SET PROBLEM: Your task is to quote the material that follows, in full and exactly.

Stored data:
==*==
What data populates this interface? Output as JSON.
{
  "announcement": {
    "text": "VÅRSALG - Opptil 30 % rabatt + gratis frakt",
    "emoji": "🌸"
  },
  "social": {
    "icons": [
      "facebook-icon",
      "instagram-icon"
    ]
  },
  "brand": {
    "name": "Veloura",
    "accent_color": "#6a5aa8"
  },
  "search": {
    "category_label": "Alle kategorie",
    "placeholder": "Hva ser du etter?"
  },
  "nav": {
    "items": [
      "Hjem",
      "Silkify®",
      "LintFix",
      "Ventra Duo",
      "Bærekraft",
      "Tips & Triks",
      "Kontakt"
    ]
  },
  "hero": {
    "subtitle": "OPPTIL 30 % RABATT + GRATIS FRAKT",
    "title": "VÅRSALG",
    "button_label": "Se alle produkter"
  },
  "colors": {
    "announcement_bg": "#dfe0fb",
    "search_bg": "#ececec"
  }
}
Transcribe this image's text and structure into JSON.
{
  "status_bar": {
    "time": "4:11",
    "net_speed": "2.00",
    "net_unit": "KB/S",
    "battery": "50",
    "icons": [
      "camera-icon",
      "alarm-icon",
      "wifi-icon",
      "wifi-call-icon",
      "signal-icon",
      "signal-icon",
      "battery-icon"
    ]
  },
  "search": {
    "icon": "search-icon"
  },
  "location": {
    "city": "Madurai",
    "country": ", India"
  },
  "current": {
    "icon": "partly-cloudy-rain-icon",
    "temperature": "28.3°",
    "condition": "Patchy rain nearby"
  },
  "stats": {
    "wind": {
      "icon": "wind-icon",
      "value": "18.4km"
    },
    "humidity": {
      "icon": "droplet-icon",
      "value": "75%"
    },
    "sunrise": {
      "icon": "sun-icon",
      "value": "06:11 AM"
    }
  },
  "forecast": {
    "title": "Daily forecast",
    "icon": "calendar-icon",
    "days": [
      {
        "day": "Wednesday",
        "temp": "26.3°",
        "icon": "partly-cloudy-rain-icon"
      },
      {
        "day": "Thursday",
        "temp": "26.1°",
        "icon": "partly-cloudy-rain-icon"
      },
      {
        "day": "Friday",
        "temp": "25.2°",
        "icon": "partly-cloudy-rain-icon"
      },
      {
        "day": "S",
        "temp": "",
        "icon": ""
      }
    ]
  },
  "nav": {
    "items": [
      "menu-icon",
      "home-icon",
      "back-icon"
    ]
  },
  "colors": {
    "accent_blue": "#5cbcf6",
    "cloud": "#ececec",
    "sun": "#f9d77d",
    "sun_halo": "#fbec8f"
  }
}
==*==
TASK ANSWER:
What data populates this interface? Output as JSON.
{
  "announcement": {
    "text": "VÅRSALG - Opptil 30 % rabatt + gratis frakt",
    "emoji": "🌸"
  },
  "social": {
    "icons": [
      "facebook-icon",
      "instagram-icon"
    ]
  },
  "brand": {
    "name": "Veloura",
    "accent_color": "#6a5aa8"
  },
  "search": {
    "category_label": "Alle kategorie",
    "placeholder": "Hva ser du etter?"
  },
  "nav": {
    "items": [
      "Hjem",
      "Silkify®",
      "LintFix",
      "Ventra Duo",
      "Bærekraft",
      "Tips & Triks",
      "Kontakt"
    ]
  },
  "hero": {
    "subtitle": "OPPTIL 30 % RABATT + GRATIS FRAKT",
    "title": "VÅRSALG",
    "button_label": "Se alle produkter"
  },
  "colors": {
    "announcement_bg": "#dfe0fb",
    "search_bg": "#ececec"
  }
}
Transcribe this image's text and structure into JSON.
{
  "status_bar": {
    "time": "4:11",
    "net_speed": "2.00",
    "net_unit": "KB/S",
    "battery": "50",
    "icons": [
      "camera-icon",
      "alarm-icon",
      "wifi-icon",
      "wifi-call-icon",
      "signal-icon",
      "signal-icon",
      "battery-icon"
    ]
  },
  "search": {
    "icon": "search-icon"
  },
  "location": {
    "city": "Madurai",
    "country": ", India"
  },
  "current": {
    "icon": "partly-cloudy-rain-icon",
    "temperature": "28.3°",
    "condition": "Patchy rain nearby"
  },
  "stats": {
    "wind": {
      "icon": "wind-icon",
      "value": "18.4km"
    },
    "humidity": {
      "icon": "droplet-icon",
      "value": "75%"
    },
    "sunrise": {
      "icon": "sun-icon",
      "value": "06:11 AM"
    }
  },
  "forecast": {
    "title": "Daily forecast",
    "icon": "calendar-icon",
    "days": [
      {
        "day": "Wednesday",
        "temp": "26.3°",
        "icon": "partly-cloudy-rain-icon"
      },
      {
        "day": "Thursday",
        "temp": "26.1°",
        "icon": "partly-cloudy-rain-icon"
      },
      {
        "day": "Friday",
        "temp": "25.2°",
        "icon": "partly-cloudy-rain-icon"
      },
      {
        "day": "S",
        "temp": "",
        "icon": ""
      }
    ]
  },
  "nav": {
    "items": [
      "menu-icon",
      "home-icon",
      "back-icon"
    ]
  },
  "colors": {
    "accent_blue": "#5cbcf6",
    "cloud": "#ececec",
    "sun": "#f9d77d",
    "sun_halo": "#fbec8f"
  }
}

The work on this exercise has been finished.